SHORT EXERCISE 1:
Could you give the records as a numbered list, starting with their first line and going on through the line with "legend-label: Simple <box>113", leaving out blank lines?

PAGE EXCERPT:

******

2.2.1. Abstraction with Variables and Expressions

The most important concept in programming is abstraction. Creating an abstraction involves replacing code with a name, which replaces the complexity of the solution with the meaning of the code. In this way, a programmer can deal with a complex problem by combining many small and easy to understand abstractions. This process is added by picking names that keep the meaning of the code intact while hiding the implementation details (complexity), which is why we will be so particular about the names that we use.

We have seen our first form of abstraction in the form of a variable. Using variables allows us to replace values with a name that expresses the meaning of these values in the context of the problem. Consider the following calculation.

In [1]: int(100*(1.55*1.065*3))/100

While this expression is easy to understand arithmetically, it lacks any real-world meaning. Compare this to the following code, which has applied the variable abstraction to give the code meaning.

In [1]: iced_tea_price = 1.55

In [1]: tax_rate = 1.065

In [1]: number_of_glasses = 3

In [1]: total_cost = round(iced_tea_price*tax_rate*number_of_glasses, 2)

In [1]: total_cost

Now we see the meaning behind each of the numbers. Here we have combined the variable abstraction (represented by the variables iced_tea_price, tax_rate, number_of_glasses and total_cost) with the round function, which is another form of abstraction. In particular, the round function makes the meaning of the int(100*(...))/100 portion of the expression much easier to understand by hiding this complexity behind a meaningful name.

2.2.2. The Generalization and the DRY Principle

Abstractions allow us to introduce two other programming important concepts: generalization and the “Don’t Repeat Yourself” (DRY) principle. Code that has been generalized using abstractions can be used to solve not just one problem but many problems. An example of the application of generalization is the use the round function from the last section. Not only can we use this function to round to two decimal places when working with dollars and cents, it generalizes the process of rounding to any number of decimal places.

In [1]: from math import pi

In [1]: round(pi)

In [1]: round(pi, 3)

In [1]: round(pi, 7)

******

DATA EXCERPTS:
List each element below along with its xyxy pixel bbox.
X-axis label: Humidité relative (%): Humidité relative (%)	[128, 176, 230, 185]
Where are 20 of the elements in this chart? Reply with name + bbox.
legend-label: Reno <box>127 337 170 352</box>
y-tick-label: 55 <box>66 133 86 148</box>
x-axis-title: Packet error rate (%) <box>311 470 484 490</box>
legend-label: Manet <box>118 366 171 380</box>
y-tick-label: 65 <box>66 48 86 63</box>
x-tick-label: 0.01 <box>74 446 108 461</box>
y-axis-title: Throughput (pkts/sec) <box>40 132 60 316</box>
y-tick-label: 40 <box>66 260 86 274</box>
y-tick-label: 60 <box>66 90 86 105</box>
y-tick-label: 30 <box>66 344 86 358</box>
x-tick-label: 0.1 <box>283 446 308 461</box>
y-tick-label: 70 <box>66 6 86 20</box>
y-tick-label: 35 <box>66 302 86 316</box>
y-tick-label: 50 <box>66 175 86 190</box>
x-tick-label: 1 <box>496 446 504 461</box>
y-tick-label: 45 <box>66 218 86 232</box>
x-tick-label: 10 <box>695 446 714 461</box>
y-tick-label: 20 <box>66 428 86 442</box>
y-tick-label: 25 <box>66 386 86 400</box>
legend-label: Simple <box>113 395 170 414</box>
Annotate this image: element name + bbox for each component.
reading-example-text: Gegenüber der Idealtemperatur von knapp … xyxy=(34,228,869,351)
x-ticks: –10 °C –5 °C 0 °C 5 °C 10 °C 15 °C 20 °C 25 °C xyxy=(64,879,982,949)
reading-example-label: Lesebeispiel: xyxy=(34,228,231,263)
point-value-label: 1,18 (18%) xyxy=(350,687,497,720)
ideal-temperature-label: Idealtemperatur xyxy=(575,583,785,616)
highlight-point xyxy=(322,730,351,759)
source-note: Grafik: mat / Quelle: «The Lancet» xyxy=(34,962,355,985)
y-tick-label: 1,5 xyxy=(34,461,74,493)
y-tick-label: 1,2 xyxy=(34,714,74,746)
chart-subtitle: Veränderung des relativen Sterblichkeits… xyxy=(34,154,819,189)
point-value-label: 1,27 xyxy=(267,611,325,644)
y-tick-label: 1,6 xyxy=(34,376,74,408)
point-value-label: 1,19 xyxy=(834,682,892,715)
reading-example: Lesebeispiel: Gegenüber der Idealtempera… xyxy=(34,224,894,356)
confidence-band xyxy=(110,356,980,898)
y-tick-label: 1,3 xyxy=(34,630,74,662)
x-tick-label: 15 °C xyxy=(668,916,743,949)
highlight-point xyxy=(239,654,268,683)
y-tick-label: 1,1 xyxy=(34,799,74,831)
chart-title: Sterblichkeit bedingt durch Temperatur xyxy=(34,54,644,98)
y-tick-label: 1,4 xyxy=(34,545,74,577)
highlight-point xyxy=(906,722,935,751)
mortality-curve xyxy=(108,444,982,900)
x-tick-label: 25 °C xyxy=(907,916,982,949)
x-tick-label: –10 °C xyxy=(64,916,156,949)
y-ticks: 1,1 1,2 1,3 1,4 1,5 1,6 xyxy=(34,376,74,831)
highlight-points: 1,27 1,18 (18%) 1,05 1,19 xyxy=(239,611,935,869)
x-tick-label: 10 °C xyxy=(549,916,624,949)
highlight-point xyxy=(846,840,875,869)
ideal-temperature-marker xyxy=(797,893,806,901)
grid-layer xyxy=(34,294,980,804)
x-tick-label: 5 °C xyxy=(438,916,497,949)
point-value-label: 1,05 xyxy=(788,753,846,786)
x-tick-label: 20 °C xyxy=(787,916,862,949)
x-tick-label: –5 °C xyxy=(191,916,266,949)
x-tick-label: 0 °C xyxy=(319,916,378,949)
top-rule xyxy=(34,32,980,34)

******

SHORT EXERCISE 2:
From the excerpt on abstraction in programming, copy word for word the passage starting with "In [1]: int(100*(1.55*1.065*3))/100" and going on through "the code meaning.".

SOLUTION 1:
1. List each element below along with its xyxy pixel bbox.
2. X-axis label: Humidité relative (%): Humidité relative (%)	[128, 176, 230, 185]
3. Where are 20 of the elements in this chart? Reply with name + bbox.
4. legend-label: Reno <box>127 337 170 352</box>
5. y-tick-label: 55 <box>66 133 86 148</box>
6. x-axis-title: Packet error rate (%) <box>311 470 484 490</box>
7. legend-label: Manet <box>118 366 171 380</box>
8. y-tick-label: 65 <box>66 48 86 63</box>
9. x-tick-label: 0.01 <box>74 446 108 461</box>
10. y-axis-title: Throughput (pkts/sec) <box>40 132 60 316</box>
11. y-tick-label: 40 <box>66 260 86 274</box>
12. y-tick-label: 60 <box>66 90 86 105</box>
13. y-tick-label: 30 <box>66 344 86 358</box>
14. x-tick-label: 0.1 <box>283 446 308 461</box>
15. y-tick-label: 70 <box>66 6 86 20</box>
16. y-tick-label: 35 <box>66 302 86 316</box>
17. y-tick-label: 50 <box>66 175 86 190</box>
18. x-tick-label: 1 <box>496 446 504 461</box>
19. y-tick-label: 45 <box>66 218 86 232</box>
20. x-tick-label: 10 <box>695 446 714 461</box>
21. y-tick-label: 20 <box>66 428 86 442</box>
22. y-tick-label: 25 <box>66 386 86 400</box>
23. legend-label: Simple <box>113 395 170 414</box>

SOLUTION 2:
In [1]: int(100*(1.55*1.065*3))/100

While this expression is easy to understand arithmetically, it lacks any real-world meaning. Compare this to the following code, which has applied the variable abstraction to give the code meaning.